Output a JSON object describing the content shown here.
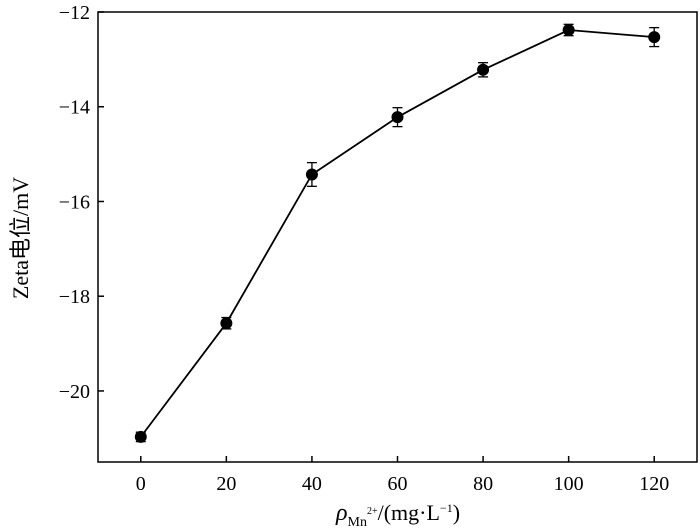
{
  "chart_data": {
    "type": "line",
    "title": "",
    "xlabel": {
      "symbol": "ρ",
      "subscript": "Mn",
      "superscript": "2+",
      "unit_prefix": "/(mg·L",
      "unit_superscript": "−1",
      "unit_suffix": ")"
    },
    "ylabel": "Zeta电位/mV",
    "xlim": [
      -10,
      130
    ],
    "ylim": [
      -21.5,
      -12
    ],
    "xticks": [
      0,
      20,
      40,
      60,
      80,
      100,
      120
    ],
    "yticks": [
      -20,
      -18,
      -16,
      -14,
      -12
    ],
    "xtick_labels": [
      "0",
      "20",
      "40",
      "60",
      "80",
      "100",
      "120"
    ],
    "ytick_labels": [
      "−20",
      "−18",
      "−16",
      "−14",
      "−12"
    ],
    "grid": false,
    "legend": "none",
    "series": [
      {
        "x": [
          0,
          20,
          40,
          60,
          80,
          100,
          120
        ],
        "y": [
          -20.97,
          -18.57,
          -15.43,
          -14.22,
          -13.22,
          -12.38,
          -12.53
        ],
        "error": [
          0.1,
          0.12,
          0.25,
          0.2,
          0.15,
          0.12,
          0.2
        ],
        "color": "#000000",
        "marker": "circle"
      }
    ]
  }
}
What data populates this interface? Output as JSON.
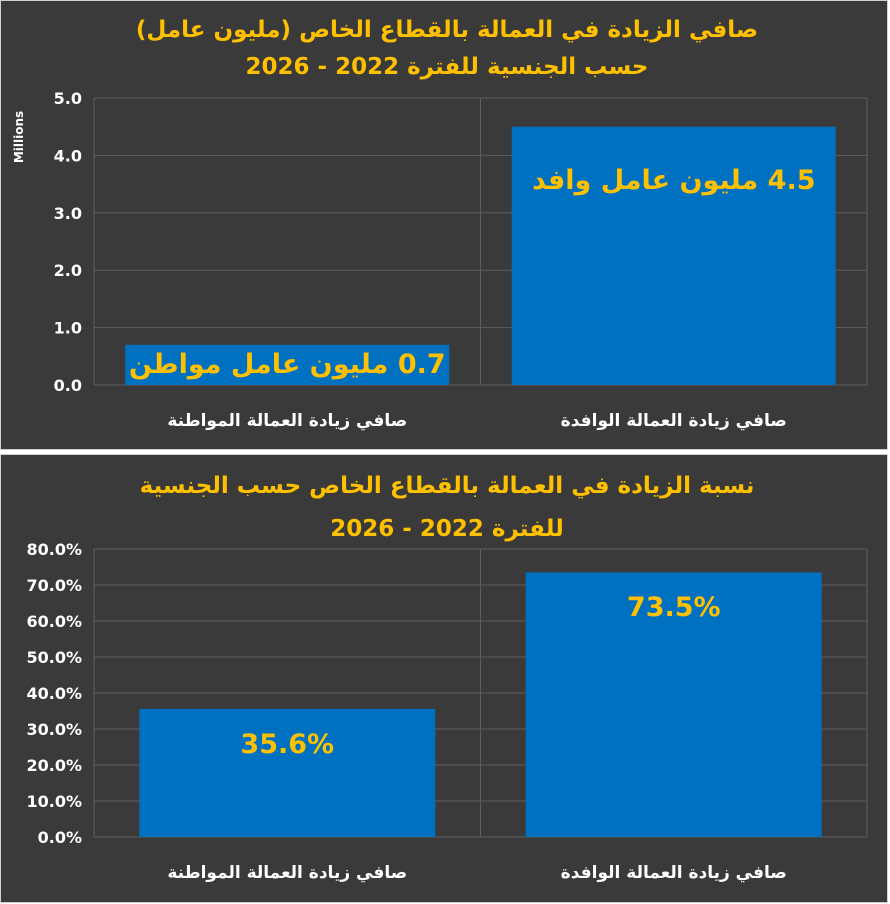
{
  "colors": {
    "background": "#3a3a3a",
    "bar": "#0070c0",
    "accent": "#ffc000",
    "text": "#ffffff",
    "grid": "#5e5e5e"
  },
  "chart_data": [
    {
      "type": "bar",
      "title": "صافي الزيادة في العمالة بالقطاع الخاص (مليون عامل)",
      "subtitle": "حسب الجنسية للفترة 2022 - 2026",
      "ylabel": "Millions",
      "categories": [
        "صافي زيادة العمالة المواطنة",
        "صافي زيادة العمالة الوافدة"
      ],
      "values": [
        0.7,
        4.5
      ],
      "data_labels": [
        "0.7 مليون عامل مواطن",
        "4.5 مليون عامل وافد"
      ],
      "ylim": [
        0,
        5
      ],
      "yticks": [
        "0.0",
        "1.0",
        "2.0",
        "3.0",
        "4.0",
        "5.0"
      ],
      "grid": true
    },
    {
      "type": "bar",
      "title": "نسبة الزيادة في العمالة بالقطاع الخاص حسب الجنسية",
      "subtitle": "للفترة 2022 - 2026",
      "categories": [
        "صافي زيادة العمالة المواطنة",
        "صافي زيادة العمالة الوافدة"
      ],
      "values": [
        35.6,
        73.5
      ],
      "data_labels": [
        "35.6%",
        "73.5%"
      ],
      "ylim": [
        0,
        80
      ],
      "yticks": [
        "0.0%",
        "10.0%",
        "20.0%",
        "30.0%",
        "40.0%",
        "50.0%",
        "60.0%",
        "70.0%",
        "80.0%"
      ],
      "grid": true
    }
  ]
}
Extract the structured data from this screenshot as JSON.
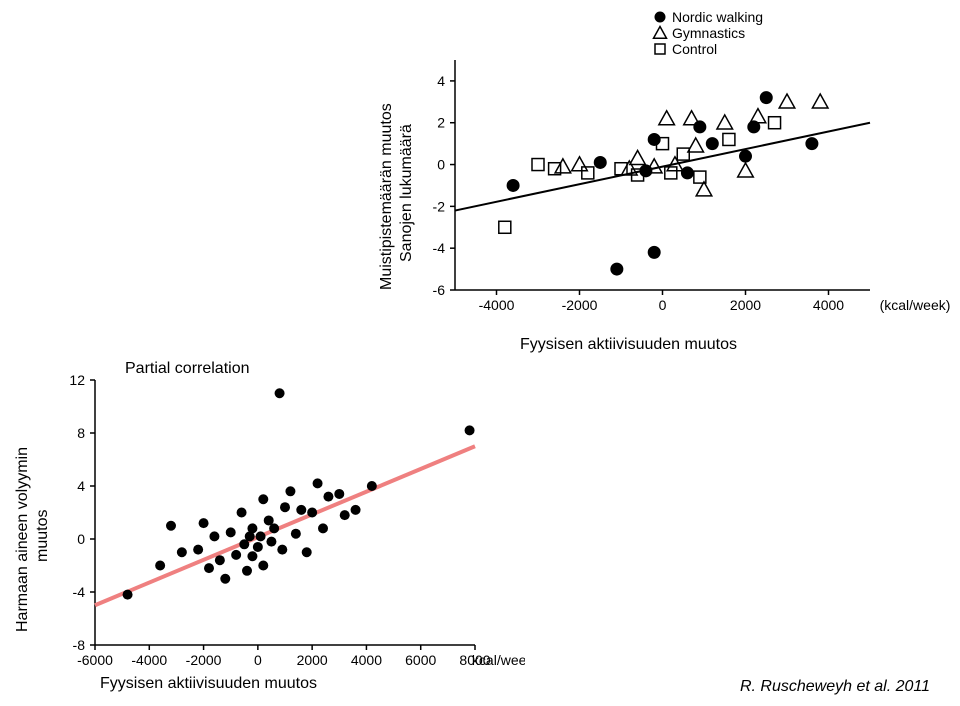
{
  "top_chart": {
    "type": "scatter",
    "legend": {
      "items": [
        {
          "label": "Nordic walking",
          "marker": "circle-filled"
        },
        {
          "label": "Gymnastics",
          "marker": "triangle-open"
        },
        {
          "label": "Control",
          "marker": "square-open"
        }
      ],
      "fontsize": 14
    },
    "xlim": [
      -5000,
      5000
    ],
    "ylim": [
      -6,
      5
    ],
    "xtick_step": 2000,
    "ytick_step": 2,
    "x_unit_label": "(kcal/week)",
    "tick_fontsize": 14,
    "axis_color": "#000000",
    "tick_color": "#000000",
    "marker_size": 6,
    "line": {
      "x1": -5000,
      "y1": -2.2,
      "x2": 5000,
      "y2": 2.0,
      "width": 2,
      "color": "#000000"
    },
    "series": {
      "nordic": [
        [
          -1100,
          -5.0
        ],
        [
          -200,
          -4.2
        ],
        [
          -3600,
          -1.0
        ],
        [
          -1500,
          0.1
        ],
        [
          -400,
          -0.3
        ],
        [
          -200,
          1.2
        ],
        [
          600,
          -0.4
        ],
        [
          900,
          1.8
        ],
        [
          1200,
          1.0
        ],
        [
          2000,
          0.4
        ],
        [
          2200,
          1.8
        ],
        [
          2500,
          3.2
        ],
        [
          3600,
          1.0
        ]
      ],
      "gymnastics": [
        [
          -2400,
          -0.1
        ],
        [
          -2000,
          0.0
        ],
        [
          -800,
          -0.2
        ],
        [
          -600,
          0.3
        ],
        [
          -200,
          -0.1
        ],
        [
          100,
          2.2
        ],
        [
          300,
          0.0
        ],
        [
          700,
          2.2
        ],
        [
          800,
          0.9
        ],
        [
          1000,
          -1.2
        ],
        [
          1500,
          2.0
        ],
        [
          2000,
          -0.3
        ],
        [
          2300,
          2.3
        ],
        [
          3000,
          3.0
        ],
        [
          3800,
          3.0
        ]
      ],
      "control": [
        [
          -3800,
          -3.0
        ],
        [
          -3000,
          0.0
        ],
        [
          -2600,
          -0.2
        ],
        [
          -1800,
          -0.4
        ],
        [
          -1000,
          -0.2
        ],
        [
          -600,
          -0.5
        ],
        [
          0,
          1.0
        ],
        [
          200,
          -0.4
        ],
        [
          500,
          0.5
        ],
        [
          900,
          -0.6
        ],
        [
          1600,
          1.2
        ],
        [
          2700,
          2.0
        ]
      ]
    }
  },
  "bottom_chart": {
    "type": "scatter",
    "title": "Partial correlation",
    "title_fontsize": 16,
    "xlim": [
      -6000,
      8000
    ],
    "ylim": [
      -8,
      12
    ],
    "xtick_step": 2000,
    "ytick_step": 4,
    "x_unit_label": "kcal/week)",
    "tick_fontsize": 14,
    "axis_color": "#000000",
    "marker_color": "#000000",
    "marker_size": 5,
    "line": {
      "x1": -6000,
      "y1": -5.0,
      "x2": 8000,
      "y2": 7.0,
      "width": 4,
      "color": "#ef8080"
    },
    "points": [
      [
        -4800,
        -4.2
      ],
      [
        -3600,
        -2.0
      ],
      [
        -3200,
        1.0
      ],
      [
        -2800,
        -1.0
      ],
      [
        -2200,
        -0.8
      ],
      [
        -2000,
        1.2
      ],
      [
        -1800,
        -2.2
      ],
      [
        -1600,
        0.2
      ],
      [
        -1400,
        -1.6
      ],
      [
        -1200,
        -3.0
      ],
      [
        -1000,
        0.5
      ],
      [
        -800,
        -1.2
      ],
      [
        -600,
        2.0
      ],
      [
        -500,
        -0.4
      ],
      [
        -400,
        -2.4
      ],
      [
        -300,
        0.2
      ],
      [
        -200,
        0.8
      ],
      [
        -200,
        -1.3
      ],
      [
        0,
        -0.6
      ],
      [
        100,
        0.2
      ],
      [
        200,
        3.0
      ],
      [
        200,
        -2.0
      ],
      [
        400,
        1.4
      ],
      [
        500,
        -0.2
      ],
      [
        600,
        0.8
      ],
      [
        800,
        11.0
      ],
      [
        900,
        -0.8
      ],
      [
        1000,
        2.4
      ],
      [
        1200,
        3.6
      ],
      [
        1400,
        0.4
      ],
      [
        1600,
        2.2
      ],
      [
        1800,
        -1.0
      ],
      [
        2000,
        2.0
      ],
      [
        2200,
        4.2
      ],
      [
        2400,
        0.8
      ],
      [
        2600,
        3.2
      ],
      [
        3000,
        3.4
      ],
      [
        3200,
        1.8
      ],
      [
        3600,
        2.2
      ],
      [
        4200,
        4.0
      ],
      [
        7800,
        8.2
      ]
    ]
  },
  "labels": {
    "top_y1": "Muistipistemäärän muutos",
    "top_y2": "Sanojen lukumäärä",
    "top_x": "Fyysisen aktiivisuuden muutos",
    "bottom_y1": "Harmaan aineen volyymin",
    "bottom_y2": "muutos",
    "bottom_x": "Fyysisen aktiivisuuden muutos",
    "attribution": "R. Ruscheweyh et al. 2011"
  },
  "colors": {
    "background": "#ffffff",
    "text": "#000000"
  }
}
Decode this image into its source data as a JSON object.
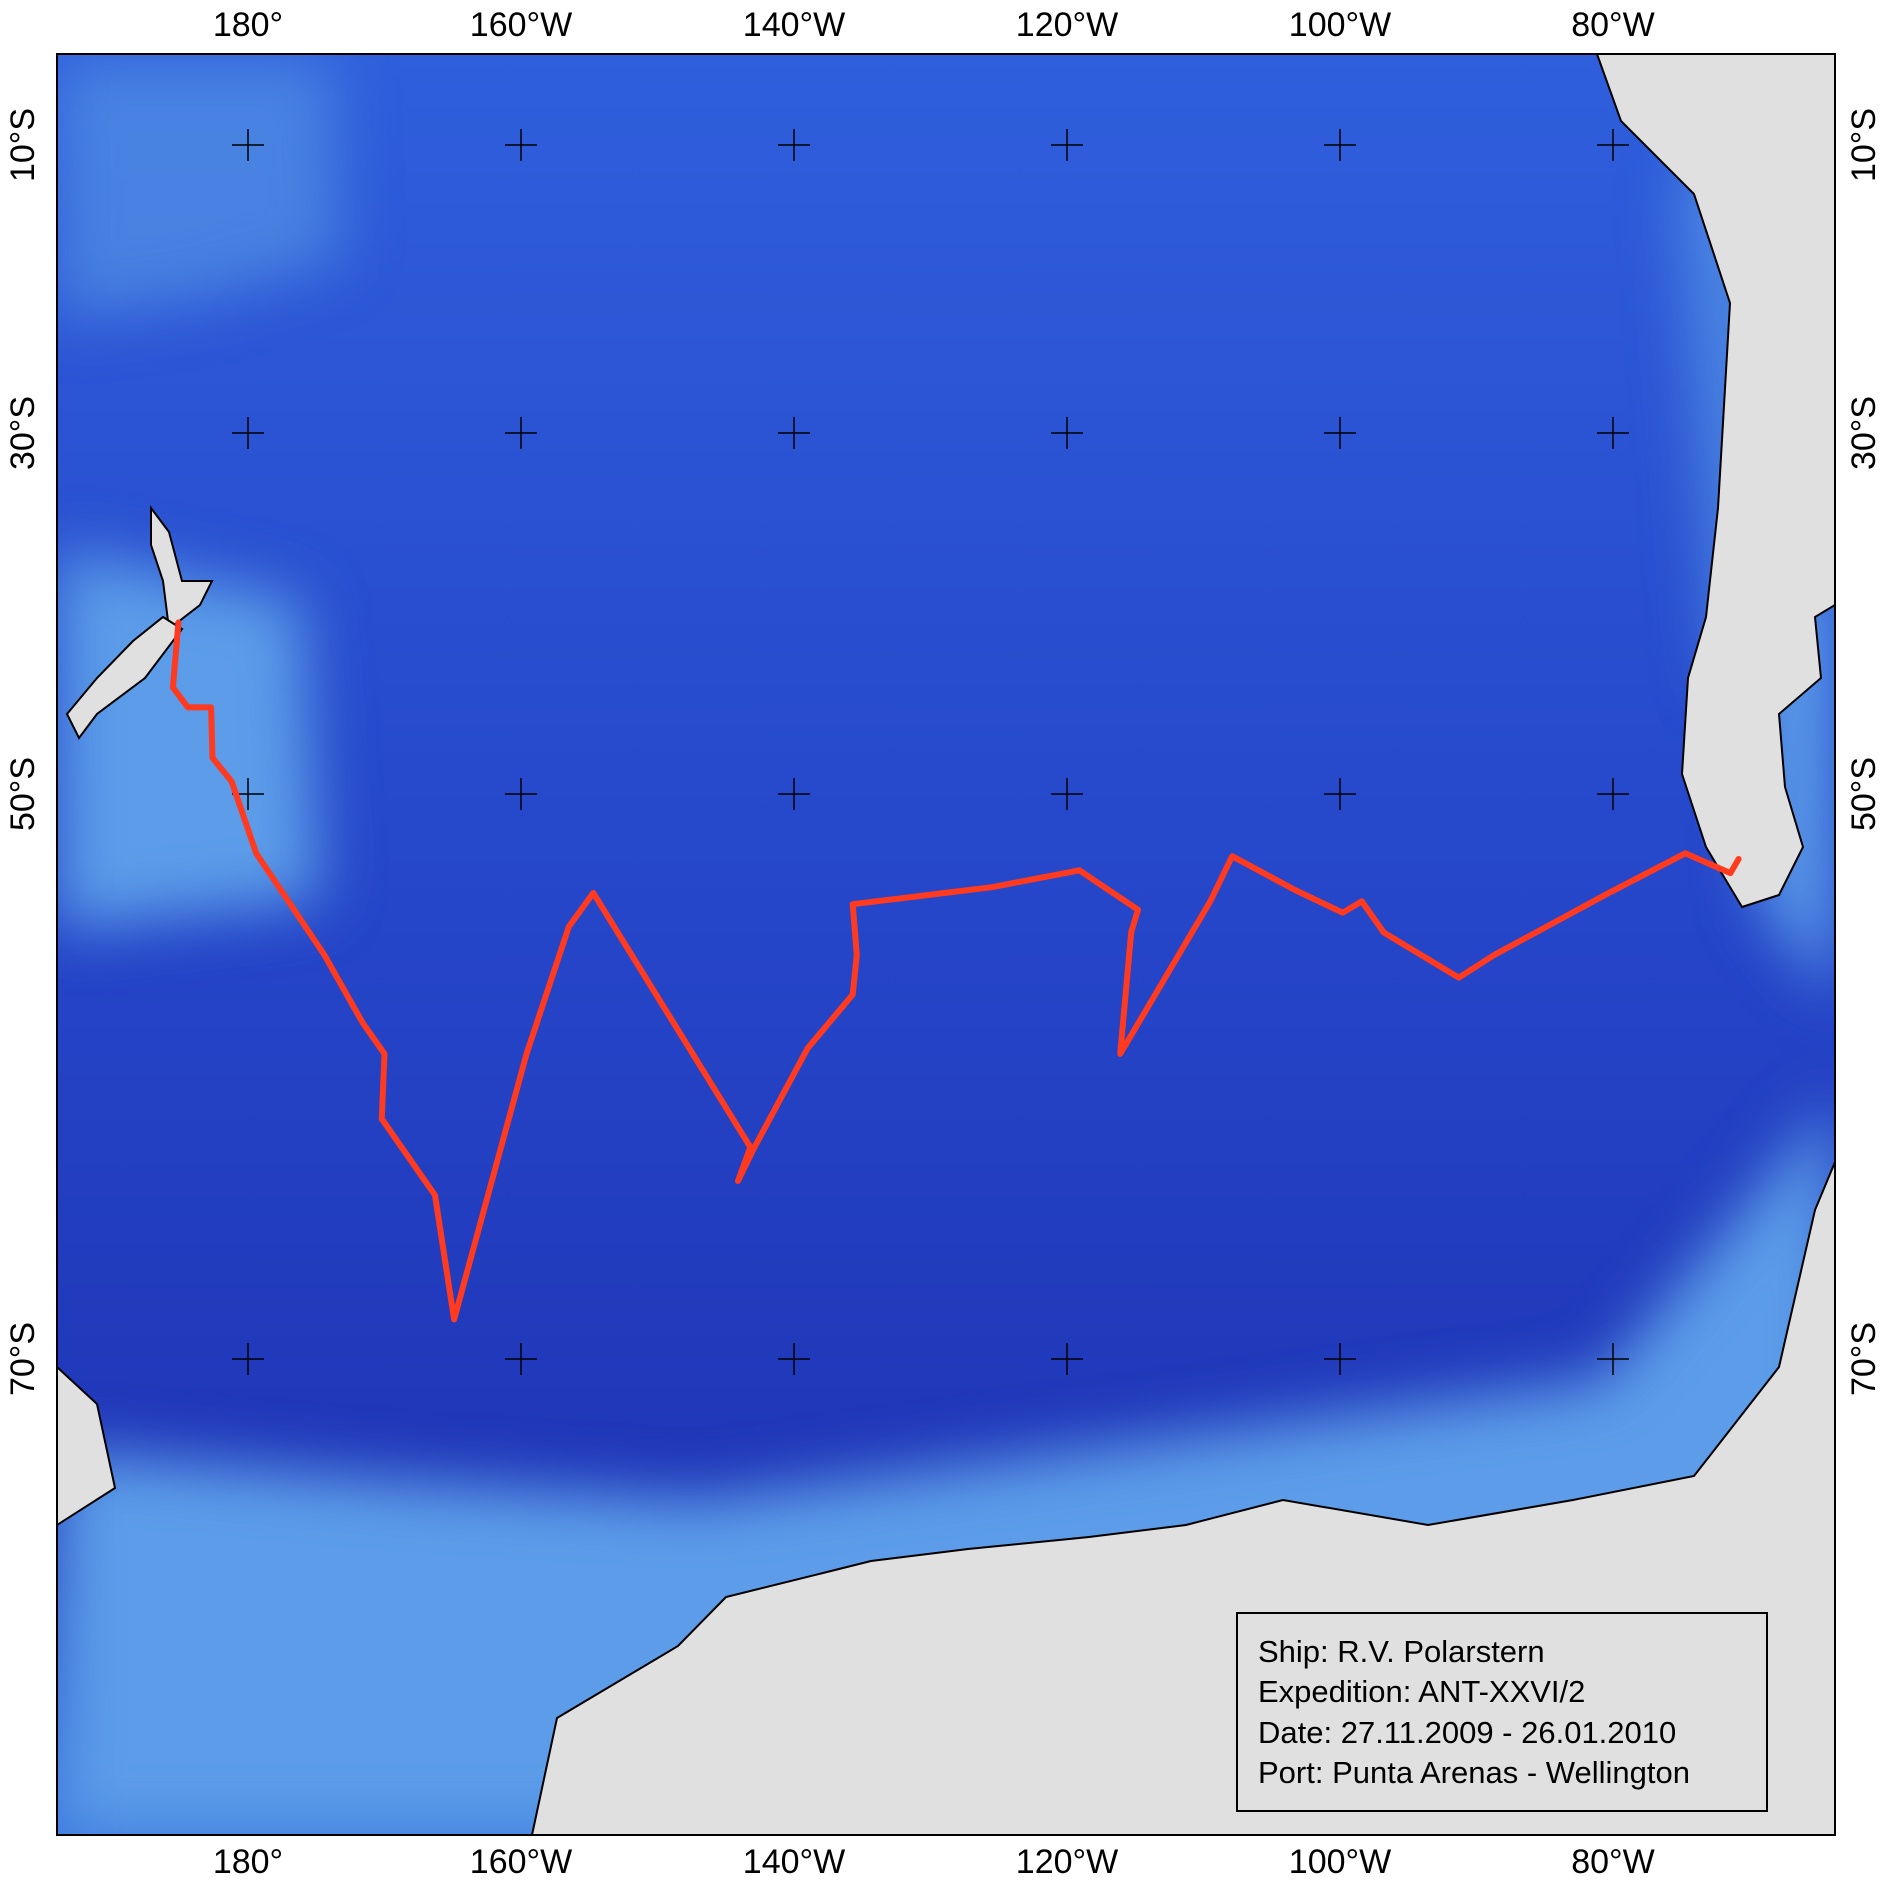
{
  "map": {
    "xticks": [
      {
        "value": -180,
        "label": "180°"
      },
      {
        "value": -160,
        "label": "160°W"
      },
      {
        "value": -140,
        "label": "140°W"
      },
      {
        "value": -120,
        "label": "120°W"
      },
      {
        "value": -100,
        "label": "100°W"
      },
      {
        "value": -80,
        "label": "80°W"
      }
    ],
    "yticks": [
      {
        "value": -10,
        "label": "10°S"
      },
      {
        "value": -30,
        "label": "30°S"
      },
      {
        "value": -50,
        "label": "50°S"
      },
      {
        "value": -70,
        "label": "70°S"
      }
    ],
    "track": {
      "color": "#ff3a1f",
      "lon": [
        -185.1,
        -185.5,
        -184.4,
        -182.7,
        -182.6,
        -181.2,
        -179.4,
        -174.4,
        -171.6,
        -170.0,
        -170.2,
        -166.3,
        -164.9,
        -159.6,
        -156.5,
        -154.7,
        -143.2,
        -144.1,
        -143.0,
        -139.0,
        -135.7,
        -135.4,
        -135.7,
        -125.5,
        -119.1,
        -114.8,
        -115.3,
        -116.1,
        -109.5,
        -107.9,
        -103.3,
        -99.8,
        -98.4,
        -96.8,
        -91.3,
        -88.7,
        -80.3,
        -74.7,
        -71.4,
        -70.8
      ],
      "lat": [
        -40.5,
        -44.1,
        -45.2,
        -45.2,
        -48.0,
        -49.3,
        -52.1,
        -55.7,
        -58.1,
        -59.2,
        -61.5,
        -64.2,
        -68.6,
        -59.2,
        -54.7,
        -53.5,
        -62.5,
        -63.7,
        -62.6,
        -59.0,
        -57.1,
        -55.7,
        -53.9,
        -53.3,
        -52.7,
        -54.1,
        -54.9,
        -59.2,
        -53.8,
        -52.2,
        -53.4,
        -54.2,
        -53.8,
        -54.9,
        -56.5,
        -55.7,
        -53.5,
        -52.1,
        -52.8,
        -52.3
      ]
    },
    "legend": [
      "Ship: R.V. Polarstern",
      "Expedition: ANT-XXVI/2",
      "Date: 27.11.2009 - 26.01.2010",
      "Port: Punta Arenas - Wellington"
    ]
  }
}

########

Given request
Using the records above, copy every line that has the word "background" in it.

Problem solution
    "background": "#3a3a3a",
    "background": "#ffffff",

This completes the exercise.